■ **SHORT TASK**
Reply with one number: the count of lines in the records below that hold "radius".

>> START PROVIDED ENTRIES

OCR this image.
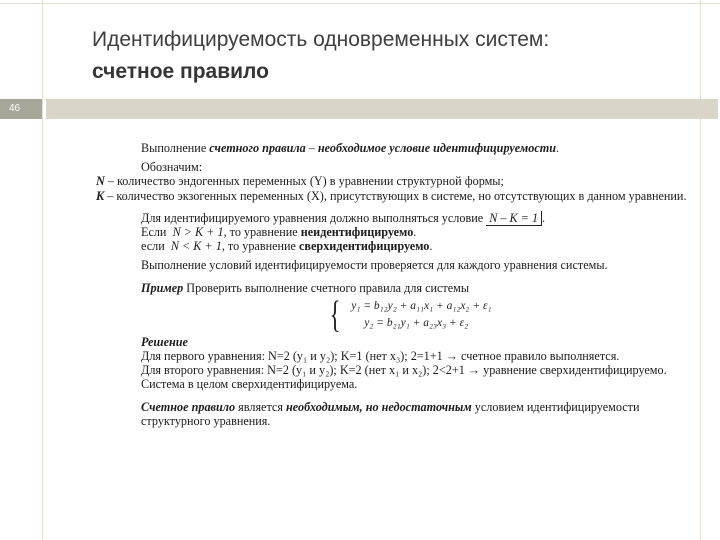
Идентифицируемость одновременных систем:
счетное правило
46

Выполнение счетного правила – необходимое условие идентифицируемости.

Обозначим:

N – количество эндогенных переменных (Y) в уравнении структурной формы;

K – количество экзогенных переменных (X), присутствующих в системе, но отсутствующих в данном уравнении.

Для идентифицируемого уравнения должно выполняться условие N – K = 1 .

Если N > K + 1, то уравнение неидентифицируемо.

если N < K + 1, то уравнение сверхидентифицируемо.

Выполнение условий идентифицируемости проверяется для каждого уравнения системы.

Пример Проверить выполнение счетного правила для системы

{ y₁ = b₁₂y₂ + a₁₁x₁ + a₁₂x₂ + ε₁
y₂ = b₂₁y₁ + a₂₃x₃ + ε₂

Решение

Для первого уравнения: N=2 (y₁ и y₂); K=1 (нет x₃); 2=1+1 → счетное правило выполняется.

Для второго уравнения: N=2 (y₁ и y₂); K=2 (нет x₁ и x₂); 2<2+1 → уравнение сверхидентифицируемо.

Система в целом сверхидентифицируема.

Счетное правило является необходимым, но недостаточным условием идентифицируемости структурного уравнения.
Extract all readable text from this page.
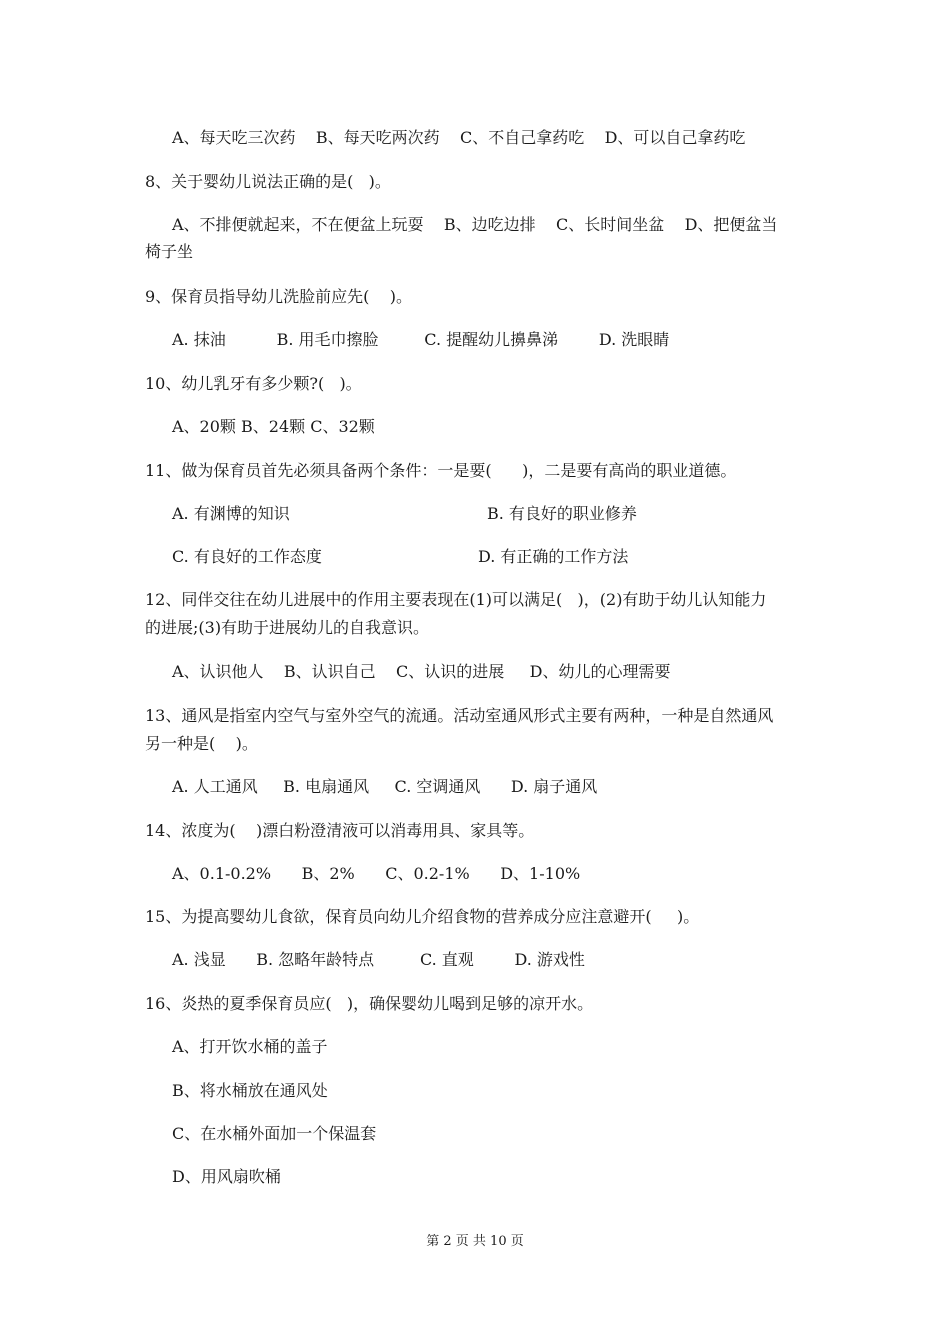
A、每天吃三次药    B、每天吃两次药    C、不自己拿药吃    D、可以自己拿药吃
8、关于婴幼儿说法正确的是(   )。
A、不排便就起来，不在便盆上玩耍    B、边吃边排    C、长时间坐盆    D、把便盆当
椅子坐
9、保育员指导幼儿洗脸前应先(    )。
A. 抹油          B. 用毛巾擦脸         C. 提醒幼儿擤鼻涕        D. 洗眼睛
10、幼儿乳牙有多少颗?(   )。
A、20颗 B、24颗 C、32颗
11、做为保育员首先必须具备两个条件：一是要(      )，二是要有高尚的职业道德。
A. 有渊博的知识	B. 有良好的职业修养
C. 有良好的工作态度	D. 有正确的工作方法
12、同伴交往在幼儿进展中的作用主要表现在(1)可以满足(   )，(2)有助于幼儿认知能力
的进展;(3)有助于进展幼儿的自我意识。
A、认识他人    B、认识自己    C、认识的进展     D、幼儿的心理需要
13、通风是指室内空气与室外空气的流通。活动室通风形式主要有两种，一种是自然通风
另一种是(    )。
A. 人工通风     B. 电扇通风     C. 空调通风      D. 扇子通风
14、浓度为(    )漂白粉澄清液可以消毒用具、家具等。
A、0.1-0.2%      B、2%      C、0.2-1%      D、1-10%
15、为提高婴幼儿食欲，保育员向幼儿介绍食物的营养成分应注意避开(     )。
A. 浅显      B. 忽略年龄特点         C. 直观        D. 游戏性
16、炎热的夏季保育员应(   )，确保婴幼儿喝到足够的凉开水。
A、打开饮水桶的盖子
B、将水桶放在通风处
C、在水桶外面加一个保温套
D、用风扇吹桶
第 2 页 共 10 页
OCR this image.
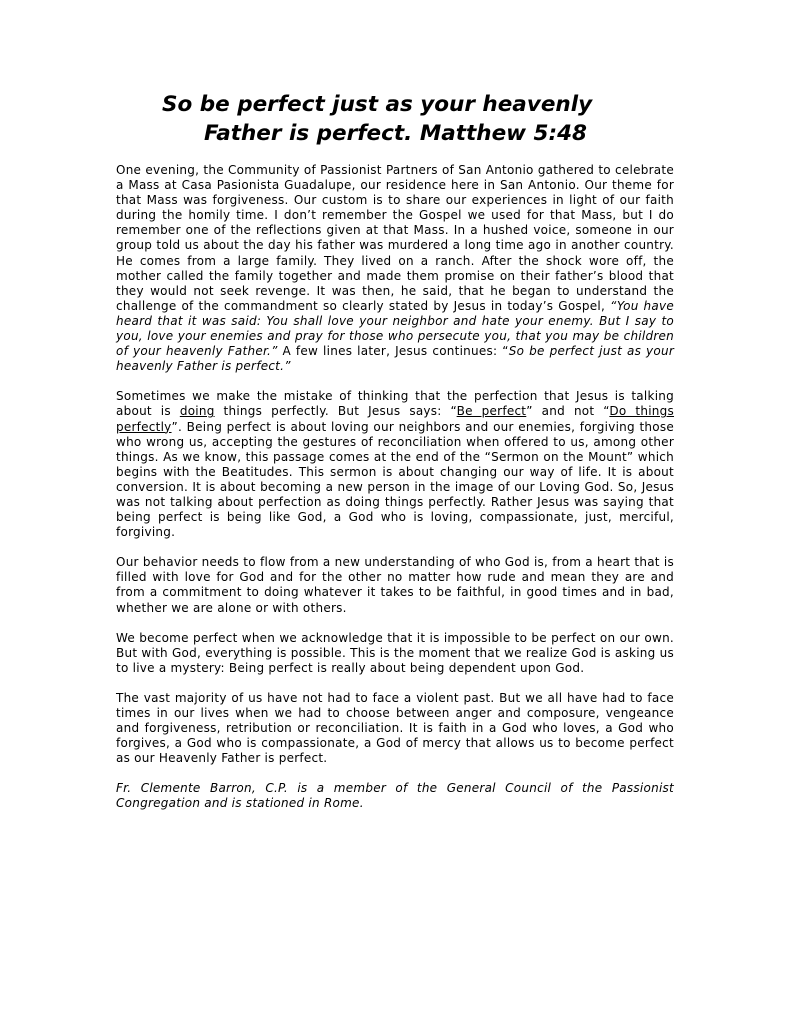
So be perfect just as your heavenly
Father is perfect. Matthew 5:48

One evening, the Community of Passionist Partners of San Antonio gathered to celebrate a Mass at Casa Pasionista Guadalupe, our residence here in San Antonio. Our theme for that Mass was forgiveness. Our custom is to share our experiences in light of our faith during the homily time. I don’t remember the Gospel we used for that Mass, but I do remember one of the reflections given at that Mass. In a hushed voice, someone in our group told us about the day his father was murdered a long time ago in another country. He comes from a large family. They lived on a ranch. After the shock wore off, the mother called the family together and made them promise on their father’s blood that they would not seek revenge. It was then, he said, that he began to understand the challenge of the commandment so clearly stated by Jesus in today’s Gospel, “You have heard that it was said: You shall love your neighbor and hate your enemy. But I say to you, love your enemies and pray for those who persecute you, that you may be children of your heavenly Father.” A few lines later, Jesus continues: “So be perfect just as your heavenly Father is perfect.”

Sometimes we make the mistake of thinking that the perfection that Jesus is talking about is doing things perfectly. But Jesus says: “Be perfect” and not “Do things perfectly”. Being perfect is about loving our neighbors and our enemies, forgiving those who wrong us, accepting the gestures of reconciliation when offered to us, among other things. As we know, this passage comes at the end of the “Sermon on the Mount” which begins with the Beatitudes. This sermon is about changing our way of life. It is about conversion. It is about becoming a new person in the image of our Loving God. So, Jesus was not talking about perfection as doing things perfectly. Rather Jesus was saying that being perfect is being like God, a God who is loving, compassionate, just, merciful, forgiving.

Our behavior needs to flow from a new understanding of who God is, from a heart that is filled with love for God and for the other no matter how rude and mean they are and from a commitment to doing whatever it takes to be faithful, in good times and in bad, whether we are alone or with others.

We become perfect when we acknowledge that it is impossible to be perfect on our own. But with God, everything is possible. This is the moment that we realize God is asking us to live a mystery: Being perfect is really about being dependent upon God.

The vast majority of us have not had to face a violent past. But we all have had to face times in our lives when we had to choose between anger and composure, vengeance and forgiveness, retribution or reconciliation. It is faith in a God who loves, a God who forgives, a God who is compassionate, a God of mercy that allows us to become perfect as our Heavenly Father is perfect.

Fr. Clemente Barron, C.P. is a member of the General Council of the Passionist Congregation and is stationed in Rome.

>> END PROVIDED ENTRIES
>> START PROVIDED ENTRIES

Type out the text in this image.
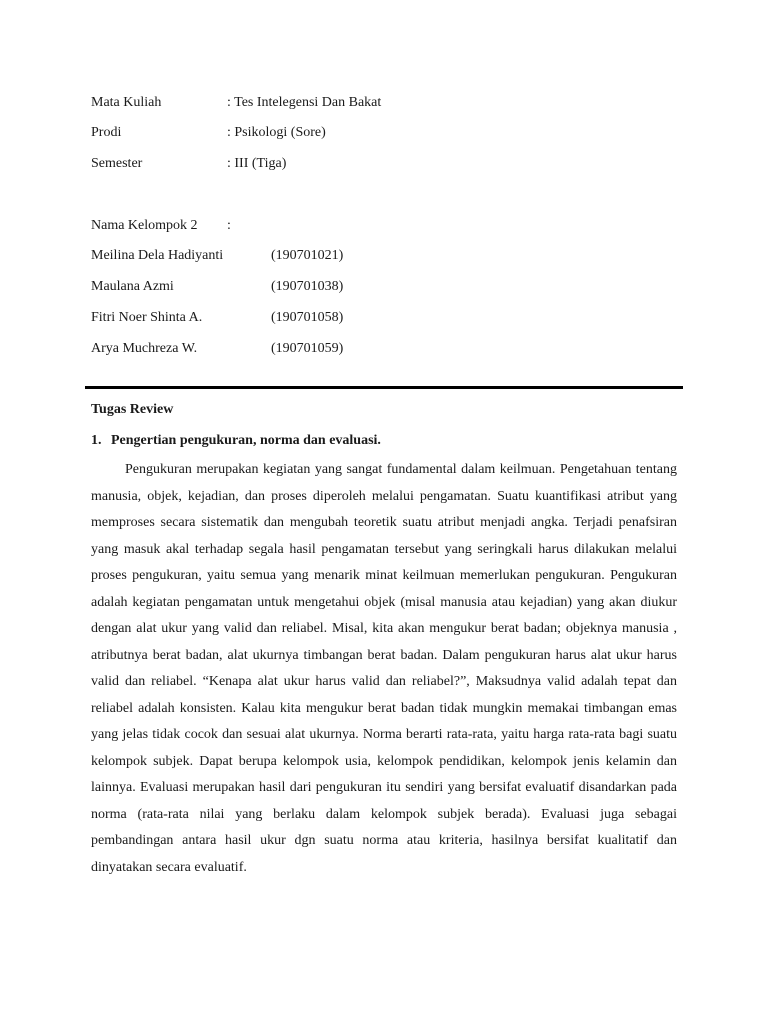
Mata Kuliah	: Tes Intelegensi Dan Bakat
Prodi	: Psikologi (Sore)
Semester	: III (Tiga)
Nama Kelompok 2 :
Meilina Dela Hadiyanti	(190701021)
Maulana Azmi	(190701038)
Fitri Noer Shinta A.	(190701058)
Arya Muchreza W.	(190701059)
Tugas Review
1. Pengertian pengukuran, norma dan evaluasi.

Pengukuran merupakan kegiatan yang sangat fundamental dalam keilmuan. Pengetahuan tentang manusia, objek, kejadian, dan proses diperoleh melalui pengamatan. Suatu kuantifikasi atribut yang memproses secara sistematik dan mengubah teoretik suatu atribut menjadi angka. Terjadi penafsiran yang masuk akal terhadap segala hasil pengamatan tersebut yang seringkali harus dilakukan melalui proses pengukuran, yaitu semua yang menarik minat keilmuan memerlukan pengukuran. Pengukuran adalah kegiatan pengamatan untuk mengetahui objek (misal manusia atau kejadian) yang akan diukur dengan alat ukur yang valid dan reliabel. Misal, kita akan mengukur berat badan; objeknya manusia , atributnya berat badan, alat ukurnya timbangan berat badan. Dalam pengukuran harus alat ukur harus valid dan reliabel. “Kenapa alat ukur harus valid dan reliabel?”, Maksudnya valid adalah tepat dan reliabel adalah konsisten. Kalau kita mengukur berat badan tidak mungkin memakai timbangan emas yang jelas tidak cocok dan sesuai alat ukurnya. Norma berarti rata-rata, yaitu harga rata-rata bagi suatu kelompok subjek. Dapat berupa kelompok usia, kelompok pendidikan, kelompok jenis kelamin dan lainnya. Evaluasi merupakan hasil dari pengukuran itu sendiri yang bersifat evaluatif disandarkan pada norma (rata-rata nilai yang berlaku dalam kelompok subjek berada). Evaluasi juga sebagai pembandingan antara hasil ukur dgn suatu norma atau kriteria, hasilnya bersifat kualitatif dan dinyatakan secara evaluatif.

>> END PROVIDED ENTRIES
>> START PROVIDED ENTRIES

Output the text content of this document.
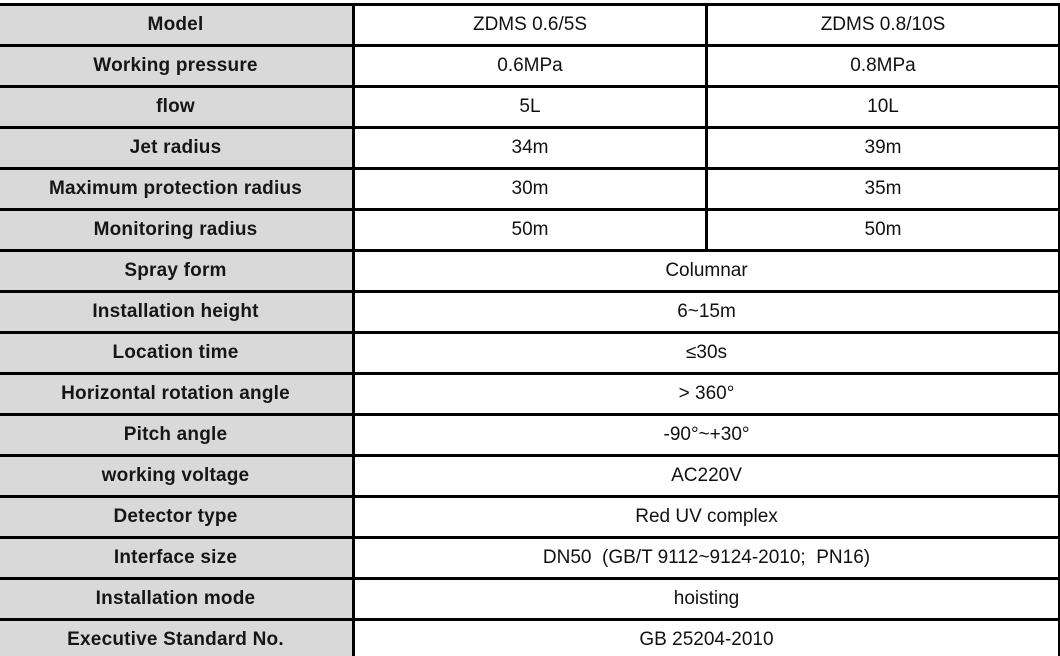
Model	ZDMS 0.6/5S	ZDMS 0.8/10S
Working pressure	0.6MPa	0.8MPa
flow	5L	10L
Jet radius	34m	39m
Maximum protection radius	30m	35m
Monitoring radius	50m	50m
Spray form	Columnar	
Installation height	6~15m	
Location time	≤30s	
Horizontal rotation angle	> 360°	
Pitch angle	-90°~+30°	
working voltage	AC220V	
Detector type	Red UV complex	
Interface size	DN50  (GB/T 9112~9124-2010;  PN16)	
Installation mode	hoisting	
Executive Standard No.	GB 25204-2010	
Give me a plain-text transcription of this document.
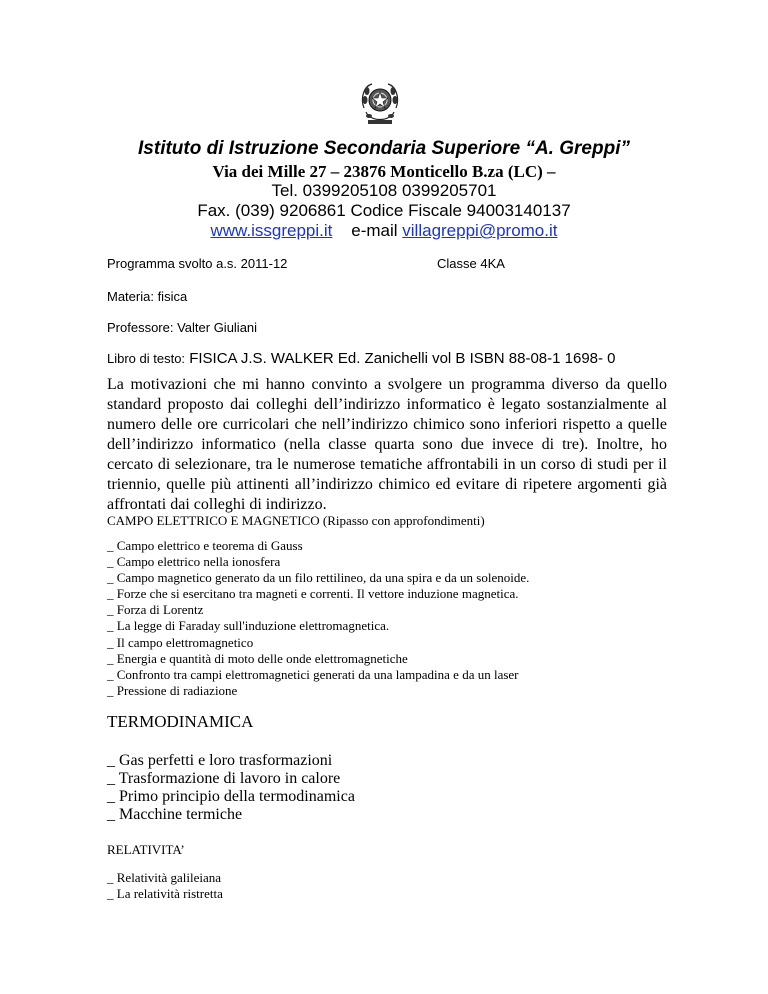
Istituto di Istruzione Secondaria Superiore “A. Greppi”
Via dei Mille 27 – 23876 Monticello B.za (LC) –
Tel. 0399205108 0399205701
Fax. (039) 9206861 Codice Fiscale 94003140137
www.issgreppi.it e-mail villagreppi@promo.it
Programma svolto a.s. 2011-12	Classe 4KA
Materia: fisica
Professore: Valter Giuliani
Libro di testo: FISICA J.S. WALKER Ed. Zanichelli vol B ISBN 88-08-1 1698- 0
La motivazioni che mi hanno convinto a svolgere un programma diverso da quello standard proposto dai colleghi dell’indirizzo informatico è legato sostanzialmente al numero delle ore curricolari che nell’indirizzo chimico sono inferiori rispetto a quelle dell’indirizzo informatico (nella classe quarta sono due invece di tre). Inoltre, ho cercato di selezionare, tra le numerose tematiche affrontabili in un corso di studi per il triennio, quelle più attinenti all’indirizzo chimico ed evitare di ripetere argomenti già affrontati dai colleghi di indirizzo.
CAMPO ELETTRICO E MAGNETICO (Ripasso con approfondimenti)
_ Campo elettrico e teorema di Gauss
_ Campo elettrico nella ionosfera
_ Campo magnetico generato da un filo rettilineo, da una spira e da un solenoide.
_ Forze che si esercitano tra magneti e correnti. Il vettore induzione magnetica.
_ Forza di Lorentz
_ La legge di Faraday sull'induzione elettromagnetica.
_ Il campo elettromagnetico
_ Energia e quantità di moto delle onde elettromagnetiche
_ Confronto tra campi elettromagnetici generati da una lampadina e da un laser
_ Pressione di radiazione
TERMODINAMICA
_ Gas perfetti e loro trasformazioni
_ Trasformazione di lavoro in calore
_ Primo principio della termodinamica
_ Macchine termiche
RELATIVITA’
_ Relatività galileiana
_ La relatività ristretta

>> END PROVIDED ENTRIES

■ **EXERCISE OUTPUT**
3